-- START OF Given records --

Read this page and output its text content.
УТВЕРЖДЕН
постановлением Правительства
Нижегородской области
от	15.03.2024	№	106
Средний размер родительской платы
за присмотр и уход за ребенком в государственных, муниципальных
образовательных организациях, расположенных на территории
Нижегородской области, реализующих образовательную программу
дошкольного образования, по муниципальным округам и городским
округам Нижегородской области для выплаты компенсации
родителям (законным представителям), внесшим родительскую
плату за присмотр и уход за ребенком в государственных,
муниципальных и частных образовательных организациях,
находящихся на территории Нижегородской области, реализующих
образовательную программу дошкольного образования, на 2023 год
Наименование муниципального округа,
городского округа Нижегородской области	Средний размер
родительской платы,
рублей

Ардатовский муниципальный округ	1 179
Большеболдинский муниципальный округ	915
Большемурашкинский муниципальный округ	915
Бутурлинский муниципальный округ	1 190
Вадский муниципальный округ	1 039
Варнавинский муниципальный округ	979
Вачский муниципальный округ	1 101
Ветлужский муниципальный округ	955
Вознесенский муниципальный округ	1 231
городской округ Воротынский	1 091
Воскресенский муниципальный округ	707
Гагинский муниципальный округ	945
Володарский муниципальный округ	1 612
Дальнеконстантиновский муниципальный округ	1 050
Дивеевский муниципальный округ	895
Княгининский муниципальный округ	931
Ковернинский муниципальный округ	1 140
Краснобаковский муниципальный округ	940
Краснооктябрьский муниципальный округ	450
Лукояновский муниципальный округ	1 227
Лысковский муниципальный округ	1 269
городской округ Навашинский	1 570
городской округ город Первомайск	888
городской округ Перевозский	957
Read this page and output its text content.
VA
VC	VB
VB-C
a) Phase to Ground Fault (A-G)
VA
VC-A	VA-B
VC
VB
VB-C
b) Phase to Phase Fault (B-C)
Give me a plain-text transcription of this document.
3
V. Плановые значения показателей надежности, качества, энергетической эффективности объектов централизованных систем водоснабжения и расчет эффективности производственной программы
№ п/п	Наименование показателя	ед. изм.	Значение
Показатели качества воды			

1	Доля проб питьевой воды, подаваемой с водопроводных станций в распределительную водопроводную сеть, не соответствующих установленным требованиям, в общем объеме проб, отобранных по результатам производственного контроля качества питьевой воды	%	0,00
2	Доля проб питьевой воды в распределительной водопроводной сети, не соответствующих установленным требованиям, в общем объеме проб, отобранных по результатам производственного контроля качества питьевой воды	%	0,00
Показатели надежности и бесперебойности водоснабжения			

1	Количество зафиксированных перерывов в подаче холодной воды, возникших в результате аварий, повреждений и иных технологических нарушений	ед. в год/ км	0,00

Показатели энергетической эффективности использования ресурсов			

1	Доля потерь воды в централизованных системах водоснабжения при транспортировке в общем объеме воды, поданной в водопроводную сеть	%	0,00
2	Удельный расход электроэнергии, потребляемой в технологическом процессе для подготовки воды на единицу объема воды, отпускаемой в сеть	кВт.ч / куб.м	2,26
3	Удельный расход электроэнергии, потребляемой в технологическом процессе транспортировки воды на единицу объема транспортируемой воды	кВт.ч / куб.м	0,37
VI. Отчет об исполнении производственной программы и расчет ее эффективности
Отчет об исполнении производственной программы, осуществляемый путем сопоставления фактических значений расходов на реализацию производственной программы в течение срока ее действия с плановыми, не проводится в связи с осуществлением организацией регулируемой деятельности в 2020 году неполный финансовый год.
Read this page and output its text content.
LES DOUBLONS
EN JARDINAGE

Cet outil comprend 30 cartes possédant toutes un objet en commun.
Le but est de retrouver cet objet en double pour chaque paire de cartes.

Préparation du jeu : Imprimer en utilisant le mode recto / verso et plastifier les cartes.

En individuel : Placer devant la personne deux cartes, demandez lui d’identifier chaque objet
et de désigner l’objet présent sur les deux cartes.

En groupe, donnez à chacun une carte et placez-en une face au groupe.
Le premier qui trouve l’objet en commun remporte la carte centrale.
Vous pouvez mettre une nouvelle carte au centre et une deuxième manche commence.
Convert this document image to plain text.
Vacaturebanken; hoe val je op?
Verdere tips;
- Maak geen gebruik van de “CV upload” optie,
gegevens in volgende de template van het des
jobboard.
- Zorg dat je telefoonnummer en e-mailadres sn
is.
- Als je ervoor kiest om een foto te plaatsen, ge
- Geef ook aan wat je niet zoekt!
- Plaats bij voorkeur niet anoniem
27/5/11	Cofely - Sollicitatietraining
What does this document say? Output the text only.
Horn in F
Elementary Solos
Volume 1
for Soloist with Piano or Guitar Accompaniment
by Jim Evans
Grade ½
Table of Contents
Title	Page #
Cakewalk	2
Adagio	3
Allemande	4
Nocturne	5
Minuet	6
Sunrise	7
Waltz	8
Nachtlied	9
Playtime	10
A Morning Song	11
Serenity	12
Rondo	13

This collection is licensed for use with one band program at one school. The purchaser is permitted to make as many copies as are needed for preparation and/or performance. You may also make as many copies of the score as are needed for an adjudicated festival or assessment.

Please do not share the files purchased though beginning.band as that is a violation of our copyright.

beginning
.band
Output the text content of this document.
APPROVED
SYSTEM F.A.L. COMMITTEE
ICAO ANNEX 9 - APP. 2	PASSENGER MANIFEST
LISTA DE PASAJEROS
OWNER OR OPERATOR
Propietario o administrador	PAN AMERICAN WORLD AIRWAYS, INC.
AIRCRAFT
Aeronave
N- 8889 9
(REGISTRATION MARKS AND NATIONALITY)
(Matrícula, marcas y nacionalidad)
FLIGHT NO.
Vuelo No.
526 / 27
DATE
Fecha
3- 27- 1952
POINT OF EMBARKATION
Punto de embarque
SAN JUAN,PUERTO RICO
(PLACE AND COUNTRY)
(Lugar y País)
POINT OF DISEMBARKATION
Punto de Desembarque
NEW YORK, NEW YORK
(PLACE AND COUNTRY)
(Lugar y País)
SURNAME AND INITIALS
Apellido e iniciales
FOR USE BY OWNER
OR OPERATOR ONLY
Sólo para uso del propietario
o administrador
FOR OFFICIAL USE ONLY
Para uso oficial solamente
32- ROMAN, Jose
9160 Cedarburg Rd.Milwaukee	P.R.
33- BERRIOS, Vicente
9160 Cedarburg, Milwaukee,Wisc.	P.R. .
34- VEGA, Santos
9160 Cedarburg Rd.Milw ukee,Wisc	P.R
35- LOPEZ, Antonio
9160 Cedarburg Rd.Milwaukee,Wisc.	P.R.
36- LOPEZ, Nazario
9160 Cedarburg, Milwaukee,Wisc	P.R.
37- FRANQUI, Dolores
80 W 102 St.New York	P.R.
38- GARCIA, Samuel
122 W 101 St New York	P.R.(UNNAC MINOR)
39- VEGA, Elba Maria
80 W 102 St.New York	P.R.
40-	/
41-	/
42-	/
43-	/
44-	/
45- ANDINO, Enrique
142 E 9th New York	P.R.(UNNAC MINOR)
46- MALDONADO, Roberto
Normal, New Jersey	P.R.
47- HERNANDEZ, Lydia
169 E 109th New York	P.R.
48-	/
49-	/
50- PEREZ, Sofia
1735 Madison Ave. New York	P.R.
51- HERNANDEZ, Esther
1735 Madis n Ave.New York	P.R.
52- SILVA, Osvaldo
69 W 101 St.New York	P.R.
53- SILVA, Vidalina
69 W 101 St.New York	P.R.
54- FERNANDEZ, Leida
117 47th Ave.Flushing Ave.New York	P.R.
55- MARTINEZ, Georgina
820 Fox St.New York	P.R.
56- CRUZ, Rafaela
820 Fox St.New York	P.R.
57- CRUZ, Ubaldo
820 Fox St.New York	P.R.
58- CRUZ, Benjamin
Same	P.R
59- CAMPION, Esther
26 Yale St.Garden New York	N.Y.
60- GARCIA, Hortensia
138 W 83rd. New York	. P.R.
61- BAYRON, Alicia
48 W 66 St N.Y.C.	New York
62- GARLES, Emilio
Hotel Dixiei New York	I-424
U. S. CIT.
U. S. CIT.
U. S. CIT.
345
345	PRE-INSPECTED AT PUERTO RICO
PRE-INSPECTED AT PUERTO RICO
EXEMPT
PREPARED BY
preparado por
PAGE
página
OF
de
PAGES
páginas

-- END OF Given records --

Copy all lines from the listing that contain "niet".

● Answer to the problem:
- Geef ook aan wat je niet zoekt!
- Plaats bij voorkeur niet anoniem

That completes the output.